# start of Source document
Four solving approaches are presented:
1) Solving the original model as a MIP
2) Solving a tight reformulation as an RMIP
3) Solving a tight reforumulation without stock as an RMIP
4) Solving the original model as an RMIP using a separation algorithm
Pochet, Y, and Wolsey, L A, Production Planning by Mixed Integer
Programming (Springer Series in Operations Research and Financial
Engineering). Springer-Verlag New York, Inc., 2006.
Keywords: mixed integer linear programming, relaxed mixed integer linear
programming, production planning
$offText
*1) Initial tiny formulation
Set
t 'time periods' / t1*t8 /
ut(t,t) 'upper triangle';
Alias (t,tt,k);
Parameter
DEMAND(T) 'demand per period' / (t1,t2) 400, (t3,t4) 800, (t5*t8) 1200 /
SETUPCOST 'setup cost per period' / 5000 /
PRODCOST 'production cost per period' / 100 /
INVCOST 'production cost per period' / 5 /
STOCKINI 'production cost per period' / 200 /
BigM(T) 'max production - BigM';
*We assume that the initial stock is lower equal than the demand in the first period
abort$(Demand('t1') < STOCKINI) 'Initial stock is too large';
ut(k,t) = ord(k) <= ord(t);
BigM(t) = sum(k$(ord(k) >= ord(t)), DEMAND(k) - STOCKINI$(ord(t) = 1));
display ut, BigM;
Variable
s(t) 'inventory in period t'
x(t) 'production in period t'
y(t) 'setup in period t'
cost;
Binary Variable y;
Positive Variable s, x;
Equation
Balance(t) 'stock balance'
Production(t) 'production set-up'
Mincost 'objective function';
Mincost..
cost =e= sum(t, ifthen(ord(t) < card(t),INVCOST,INVCOST/2)*s(t)) + sum(t, SETUPCOST*y(t) + PRODCOST*x(t));
Production(t)..
x(t) =L= BigM(t)*y(t);
Balance(t)..
STOCKINI$(ord(t) = 1) + s(t-1) + x(t) =e= DEMAND(t) + s(t);
Model tiny / Mincost, Production, Balance /;
tiny.optCr=0;
solve tiny minimizing cost using mip;
*2) Multi-commodity formulation (tight reformulation)
Variable
smc(t,t) 'inventory entered in period i for period t'
xmc(t,t) 'production in period i for demand in t';
Positive Variable smc, xmc;
Equation
Balancemc(t,t) 'stock balance'
Productionmc(t,t) 'production set-up'
Mincostmc 'objective function';
Mincostmc..
cost =e= sum(ut, PRODCOST*xmc(ut) + INVCOST*smc(ut)) + sum(t, SETUPCOST*y(t));
Balancemc(ut(k,t))..
STOCKINI$(ord(t) = 1) + smc(k-1,t) + xmc(k,t) =e= smc(k,t) + diag(k,t)*DEMAND(t);
Productionmc(ut(k,t))..
xmc(k,t) =l= (DEMAND(t) - STOCKINI$(ord(t) = 1))*y(k);
Model tinymc / Mincostmc, Balancemc, Productionmc /;
solve tinymc minimizing cost using rmip;
*3) Multi-commodity formulation without stock (tight reformulation)
# end of Source document
*Prompt 1:*
Translate the sentence "Four solving approaches are presented:" from the production planning text into Spanish.
# start of The input
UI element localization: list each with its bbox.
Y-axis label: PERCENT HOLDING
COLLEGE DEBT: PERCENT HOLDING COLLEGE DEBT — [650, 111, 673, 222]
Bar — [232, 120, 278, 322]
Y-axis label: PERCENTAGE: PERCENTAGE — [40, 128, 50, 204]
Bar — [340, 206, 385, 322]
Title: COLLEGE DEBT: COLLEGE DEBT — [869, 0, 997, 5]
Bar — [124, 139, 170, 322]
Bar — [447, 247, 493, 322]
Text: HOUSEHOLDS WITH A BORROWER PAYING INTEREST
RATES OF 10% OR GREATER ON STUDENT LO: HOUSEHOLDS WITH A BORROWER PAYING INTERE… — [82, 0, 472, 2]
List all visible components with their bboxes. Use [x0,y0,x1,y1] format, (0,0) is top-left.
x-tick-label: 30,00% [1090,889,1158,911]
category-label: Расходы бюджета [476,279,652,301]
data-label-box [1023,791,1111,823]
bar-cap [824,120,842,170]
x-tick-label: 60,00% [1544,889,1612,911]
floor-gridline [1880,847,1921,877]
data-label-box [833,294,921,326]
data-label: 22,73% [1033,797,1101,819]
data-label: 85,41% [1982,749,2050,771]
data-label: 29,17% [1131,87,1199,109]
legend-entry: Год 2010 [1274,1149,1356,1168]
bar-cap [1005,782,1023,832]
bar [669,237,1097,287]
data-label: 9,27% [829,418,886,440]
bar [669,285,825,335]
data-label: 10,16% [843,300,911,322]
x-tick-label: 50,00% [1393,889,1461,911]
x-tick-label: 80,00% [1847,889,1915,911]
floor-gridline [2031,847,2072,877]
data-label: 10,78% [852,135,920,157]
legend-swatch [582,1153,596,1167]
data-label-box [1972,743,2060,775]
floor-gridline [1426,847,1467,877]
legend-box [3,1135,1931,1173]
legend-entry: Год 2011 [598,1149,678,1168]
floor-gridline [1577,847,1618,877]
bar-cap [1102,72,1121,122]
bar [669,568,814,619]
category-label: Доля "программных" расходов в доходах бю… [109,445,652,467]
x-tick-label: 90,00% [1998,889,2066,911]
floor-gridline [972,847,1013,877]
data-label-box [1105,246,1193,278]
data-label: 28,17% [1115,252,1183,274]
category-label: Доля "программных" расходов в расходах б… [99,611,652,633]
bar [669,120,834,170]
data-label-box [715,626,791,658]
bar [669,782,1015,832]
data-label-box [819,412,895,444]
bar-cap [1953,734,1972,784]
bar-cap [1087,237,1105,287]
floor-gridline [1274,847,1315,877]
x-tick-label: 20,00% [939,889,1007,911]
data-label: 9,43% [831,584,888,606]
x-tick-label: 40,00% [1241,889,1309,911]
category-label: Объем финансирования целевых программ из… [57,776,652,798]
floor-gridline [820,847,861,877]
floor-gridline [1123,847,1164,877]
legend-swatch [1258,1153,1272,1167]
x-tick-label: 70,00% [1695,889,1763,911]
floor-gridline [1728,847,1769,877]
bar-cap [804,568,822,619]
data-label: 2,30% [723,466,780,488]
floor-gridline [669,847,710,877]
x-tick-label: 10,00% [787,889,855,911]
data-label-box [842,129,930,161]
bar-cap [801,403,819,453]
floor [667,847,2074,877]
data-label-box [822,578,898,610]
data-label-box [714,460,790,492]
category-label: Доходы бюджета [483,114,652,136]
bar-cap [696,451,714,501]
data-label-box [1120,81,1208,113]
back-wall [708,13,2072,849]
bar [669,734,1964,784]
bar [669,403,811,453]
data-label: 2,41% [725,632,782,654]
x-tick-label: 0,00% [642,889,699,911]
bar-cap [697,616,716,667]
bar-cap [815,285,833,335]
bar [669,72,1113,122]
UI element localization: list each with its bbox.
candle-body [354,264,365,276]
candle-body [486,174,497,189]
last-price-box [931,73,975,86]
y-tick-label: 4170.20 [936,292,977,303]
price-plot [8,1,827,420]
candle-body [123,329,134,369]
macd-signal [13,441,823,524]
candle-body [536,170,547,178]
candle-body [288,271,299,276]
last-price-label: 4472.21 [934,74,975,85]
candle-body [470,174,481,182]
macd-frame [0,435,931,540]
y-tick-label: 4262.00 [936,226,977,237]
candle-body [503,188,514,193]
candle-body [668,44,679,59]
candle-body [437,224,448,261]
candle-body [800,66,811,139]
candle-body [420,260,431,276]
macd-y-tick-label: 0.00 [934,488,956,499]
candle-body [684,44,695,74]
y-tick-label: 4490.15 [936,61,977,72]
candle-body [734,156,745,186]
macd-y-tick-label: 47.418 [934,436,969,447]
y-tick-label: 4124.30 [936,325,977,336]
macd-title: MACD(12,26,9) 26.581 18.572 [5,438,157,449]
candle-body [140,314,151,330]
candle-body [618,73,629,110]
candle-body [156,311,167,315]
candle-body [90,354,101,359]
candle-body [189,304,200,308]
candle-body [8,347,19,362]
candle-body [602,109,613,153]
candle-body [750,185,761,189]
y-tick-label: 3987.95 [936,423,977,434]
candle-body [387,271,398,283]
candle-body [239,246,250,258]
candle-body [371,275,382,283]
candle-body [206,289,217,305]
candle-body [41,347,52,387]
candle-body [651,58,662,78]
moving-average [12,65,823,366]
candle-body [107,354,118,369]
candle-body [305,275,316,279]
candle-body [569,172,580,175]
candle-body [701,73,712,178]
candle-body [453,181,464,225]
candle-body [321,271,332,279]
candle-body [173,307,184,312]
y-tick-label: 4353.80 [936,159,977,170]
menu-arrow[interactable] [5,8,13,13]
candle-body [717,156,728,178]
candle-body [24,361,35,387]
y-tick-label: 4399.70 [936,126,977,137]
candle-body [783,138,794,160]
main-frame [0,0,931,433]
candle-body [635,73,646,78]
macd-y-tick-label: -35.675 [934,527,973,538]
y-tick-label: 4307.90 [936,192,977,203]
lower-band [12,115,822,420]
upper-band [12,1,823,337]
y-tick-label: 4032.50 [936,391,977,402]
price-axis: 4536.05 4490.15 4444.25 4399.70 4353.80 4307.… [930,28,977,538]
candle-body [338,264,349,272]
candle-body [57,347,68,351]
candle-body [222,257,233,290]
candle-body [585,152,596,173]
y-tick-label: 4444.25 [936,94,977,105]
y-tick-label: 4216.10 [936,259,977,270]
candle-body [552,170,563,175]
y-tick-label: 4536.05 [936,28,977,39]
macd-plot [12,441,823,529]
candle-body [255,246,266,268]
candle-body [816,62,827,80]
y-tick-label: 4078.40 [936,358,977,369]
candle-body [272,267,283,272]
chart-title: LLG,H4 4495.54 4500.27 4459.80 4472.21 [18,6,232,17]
# end of The input
*Prompt 2:*
Copy the records word for word, from their first line up to and including the line with "x-tick-label: 20,00% [939,889,1007,911]".

*Complete answer 1:*
Se presentan cuatro enfoques de resolución:

*Complete answer 2:*
UI element localization: list each with its bbox.
Y-axis label: PERCENT HOLDING
COLLEGE DEBT: PERCENT HOLDING COLLEGE DEBT — [650, 111, 673, 222]
Bar — [232, 120, 278, 322]
Y-axis label: PERCENTAGE: PERCENTAGE — [40, 128, 50, 204]
Bar — [340, 206, 385, 322]
Title: COLLEGE DEBT: COLLEGE DEBT — [869, 0, 997, 5]
Bar — [124, 139, 170, 322]
Bar — [447, 247, 493, 322]
Text: HOUSEHOLDS WITH A BORROWER PAYING INTEREST
RATES OF 10% OR GREATER ON STUDENT LO: HOUSEHOLDS WITH A BORROWER PAYING INTERE… — [82, 0, 472, 2]
List all visible components with their bboxes. Use [x0,y0,x1,y1] format, (0,0) is top-left.
x-tick-label: 30,00% [1090,889,1158,911]
category-label: Расходы бюджета [476,279,652,301]
data-label-box [1023,791,1111,823]
bar-cap [824,120,842,170]
x-tick-label: 60,00% [1544,889,1612,911]
floor-gridline [1880,847,1921,877]
data-label-box [833,294,921,326]
data-label: 22,73% [1033,797,1101,819]
data-label: 85,41% [1982,749,2050,771]
data-label: 29,17% [1131,87,1199,109]
legend-entry: Год 2010 [1274,1149,1356,1168]
bar-cap [1005,782,1023,832]
bar [669,237,1097,287]
data-label: 9,27% [829,418,886,440]
bar [669,285,825,335]
data-label: 10,16% [843,300,911,322]
x-tick-label: 50,00% [1393,889,1461,911]
x-tick-label: 80,00% [1847,889,1915,911]
floor-gridline [2031,847,2072,877]
data-label: 10,78% [852,135,920,157]
legend-swatch [582,1153,596,1167]
data-label-box [1972,743,2060,775]
floor-gridline [1426,847,1467,877]
legend-box [3,1135,1931,1173]
legend-entry: Год 2011 [598,1149,678,1168]
floor-gridline [1577,847,1618,877]
bar-cap [1102,72,1121,122]
bar [669,568,814,619]
category-label: Доля "программных" расходов в доходах бю… [109,445,652,467]
x-tick-label: 90,00% [1998,889,2066,911]
floor-gridline [972,847,1013,877]
data-label-box [1105,246,1193,278]
data-label: 28,17% [1115,252,1183,274]
category-label: Доля "программных" расходов в расходах б… [99,611,652,633]
bar [669,120,834,170]
data-label-box [715,626,791,658]
bar [669,782,1015,832]
data-label-box [819,412,895,444]
bar-cap [1953,734,1972,784]
bar-cap [1087,237,1105,287]
floor-gridline [1274,847,1315,877]
x-tick-label: 20,00% [939,889,1007,911]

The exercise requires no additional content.